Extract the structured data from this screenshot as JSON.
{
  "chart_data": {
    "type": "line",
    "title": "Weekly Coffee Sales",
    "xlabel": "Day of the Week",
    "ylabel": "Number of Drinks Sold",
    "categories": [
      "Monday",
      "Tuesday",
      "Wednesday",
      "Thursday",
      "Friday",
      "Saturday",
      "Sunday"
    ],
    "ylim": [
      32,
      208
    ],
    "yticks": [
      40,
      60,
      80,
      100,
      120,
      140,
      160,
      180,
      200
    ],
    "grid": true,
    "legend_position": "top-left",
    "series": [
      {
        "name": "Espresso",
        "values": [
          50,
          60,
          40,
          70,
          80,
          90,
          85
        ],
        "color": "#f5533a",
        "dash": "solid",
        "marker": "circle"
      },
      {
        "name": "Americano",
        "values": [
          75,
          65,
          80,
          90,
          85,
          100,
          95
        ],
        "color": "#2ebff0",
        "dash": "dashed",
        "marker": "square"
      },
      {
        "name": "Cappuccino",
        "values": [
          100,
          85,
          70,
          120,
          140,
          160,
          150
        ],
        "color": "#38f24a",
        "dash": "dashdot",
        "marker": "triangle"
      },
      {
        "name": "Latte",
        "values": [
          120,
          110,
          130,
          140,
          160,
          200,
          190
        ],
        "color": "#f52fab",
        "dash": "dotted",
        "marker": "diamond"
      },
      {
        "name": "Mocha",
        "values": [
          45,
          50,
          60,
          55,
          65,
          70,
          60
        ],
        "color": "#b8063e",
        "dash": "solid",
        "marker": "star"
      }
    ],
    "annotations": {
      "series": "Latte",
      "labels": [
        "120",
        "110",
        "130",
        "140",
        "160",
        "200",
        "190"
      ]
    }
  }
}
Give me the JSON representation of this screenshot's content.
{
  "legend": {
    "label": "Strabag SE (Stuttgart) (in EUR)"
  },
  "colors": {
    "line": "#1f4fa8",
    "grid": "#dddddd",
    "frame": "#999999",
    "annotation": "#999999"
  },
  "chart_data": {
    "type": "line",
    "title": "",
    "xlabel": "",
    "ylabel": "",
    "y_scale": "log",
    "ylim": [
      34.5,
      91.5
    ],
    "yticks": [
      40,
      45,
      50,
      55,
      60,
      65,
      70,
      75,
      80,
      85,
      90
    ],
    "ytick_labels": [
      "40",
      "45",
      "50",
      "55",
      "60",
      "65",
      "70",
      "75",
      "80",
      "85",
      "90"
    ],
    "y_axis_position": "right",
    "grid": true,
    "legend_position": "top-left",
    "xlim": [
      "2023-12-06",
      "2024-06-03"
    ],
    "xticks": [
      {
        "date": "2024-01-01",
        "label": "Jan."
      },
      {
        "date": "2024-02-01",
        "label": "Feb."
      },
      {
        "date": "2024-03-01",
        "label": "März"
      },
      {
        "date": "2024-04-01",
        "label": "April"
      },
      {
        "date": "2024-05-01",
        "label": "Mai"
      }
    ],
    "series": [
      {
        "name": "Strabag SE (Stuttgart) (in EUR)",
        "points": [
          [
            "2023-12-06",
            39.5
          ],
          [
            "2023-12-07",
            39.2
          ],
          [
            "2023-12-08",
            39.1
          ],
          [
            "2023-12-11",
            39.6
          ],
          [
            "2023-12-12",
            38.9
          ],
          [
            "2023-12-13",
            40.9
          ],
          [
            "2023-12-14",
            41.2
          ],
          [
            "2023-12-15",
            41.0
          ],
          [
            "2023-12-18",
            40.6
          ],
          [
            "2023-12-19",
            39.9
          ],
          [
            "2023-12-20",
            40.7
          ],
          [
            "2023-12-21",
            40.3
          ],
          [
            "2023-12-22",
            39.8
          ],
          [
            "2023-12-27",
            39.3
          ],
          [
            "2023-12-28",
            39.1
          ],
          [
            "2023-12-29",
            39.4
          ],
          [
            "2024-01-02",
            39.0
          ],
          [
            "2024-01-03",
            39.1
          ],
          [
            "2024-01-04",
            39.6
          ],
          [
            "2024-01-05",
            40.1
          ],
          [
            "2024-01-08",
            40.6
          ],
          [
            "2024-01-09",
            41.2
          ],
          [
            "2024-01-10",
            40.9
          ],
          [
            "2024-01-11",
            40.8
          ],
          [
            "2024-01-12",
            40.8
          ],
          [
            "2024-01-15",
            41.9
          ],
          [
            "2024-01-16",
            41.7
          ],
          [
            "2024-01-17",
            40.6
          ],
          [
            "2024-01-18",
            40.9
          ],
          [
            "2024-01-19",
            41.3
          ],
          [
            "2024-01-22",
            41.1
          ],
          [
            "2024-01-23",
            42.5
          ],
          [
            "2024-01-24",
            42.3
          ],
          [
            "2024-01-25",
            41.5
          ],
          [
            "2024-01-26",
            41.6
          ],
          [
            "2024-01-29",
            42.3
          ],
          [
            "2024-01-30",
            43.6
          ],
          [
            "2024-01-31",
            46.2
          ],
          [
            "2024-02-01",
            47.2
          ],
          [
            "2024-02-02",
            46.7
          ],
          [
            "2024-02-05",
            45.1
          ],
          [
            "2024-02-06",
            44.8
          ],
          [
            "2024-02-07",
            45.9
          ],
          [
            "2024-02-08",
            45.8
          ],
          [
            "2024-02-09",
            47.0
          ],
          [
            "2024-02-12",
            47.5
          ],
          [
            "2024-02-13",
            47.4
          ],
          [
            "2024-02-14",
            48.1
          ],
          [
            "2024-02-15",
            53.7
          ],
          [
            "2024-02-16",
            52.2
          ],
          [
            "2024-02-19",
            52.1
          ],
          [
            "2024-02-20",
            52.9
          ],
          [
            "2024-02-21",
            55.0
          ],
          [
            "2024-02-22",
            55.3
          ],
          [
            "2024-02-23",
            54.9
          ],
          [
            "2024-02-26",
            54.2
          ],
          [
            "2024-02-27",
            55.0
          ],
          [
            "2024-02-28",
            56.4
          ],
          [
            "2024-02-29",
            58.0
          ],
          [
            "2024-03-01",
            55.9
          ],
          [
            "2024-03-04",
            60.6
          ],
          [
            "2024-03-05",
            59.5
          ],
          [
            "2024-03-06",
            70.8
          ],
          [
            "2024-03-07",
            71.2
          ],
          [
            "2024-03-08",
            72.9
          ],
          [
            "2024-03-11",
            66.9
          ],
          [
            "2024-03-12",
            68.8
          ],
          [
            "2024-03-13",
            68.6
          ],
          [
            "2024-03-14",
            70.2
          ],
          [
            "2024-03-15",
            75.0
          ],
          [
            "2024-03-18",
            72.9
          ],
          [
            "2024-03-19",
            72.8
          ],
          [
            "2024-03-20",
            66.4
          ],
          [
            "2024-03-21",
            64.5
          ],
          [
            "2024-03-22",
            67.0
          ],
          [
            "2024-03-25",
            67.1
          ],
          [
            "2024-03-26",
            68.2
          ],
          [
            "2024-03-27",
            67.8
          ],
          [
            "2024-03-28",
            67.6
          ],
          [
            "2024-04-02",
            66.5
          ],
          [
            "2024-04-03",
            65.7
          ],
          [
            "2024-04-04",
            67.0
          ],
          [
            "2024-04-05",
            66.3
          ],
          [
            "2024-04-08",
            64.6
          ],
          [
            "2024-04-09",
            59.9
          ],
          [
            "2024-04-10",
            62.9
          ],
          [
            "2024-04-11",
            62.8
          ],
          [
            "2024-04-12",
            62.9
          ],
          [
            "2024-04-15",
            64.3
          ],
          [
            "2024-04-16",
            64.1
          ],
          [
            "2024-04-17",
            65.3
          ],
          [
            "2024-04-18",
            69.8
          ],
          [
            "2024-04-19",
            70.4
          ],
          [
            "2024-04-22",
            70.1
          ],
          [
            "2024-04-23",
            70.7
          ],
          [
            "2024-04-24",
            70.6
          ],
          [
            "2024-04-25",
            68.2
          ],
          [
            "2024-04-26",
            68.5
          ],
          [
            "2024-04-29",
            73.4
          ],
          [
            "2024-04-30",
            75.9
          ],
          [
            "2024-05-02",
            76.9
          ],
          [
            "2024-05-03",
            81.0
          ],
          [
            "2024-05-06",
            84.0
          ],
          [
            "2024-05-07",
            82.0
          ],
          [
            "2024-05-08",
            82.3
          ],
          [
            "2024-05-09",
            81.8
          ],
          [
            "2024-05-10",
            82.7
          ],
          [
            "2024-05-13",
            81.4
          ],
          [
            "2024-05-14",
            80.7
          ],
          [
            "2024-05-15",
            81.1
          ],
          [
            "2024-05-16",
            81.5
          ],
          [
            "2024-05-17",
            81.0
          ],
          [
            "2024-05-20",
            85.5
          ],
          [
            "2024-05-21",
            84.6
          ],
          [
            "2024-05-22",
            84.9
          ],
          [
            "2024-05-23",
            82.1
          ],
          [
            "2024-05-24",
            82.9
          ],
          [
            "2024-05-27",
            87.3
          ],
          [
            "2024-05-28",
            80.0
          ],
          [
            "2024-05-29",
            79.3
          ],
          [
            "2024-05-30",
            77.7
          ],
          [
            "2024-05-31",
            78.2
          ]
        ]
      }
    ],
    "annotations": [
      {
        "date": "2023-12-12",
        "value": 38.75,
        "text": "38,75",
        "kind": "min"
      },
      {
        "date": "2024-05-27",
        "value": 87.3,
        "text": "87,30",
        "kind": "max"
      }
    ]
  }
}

### TASK DIRECTIONS
Your task is to gather every line with the word "date" and copy it.

### COMPLETE ANSWER
        "date": "2024-01-01",
        "date": "2024-02-01",
        "date": "2024-03-01",
        "date": "2024-04-01",
        "date": "2024-05-01",
        "date": "2023-12-12",
        "date": "2024-05-27",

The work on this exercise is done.